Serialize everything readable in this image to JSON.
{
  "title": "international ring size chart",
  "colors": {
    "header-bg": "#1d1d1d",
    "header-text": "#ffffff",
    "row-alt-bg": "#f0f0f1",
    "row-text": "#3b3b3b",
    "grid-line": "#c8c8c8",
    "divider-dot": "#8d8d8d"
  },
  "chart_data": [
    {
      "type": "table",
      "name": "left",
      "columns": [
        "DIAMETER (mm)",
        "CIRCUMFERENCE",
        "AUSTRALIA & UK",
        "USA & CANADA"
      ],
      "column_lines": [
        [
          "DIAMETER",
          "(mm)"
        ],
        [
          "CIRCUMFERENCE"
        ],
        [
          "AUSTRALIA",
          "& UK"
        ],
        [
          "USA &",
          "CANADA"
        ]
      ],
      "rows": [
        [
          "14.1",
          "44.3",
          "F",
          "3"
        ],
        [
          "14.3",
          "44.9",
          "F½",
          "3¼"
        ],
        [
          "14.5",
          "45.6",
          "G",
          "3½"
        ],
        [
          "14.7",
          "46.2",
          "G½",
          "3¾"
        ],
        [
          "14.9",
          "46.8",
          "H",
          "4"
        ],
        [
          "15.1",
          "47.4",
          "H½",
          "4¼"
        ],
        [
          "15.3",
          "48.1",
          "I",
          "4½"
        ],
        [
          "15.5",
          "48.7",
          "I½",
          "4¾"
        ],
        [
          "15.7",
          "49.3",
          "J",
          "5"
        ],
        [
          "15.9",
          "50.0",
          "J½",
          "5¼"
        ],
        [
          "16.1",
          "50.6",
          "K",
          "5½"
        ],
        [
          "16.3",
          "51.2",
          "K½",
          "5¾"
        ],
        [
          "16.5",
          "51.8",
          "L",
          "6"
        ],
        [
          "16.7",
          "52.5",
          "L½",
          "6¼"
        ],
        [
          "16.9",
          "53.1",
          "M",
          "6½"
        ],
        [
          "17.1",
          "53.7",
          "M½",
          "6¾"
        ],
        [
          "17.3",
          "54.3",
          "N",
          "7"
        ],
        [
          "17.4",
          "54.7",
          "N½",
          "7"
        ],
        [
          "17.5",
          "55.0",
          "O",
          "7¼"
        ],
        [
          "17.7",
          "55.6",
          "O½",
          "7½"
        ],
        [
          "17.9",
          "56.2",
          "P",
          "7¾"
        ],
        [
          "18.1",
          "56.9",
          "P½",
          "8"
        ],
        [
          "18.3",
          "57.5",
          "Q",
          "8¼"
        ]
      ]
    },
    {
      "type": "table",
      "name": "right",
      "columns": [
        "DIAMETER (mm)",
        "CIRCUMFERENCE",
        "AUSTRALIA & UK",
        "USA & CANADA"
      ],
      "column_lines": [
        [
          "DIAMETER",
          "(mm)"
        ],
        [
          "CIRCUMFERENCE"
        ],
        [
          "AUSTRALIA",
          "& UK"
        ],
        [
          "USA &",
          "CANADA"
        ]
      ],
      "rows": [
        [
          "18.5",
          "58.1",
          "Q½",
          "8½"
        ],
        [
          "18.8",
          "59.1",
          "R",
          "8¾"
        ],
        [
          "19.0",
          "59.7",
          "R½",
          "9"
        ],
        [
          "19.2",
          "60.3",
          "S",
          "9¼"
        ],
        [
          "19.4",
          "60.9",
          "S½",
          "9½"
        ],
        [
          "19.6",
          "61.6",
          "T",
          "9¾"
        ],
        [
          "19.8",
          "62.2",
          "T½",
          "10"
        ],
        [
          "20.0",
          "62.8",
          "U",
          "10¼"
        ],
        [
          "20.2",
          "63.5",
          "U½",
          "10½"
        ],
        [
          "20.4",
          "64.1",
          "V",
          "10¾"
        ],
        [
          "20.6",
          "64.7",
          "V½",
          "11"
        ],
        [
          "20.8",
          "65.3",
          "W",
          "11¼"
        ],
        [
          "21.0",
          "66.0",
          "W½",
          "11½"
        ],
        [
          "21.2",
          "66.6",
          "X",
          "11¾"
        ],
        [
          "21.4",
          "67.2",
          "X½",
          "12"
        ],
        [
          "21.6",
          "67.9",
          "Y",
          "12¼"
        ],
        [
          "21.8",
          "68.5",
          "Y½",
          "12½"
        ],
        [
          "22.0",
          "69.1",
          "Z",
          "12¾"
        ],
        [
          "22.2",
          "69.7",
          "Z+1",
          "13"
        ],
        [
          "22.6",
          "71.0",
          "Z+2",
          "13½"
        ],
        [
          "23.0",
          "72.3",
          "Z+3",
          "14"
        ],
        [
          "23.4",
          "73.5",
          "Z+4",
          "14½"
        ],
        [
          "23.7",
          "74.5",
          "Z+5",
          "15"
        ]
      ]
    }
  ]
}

- GOAL:
Report how many lines contain "header". Give nothing but the number.

- PROBLEM SOLUTION:
2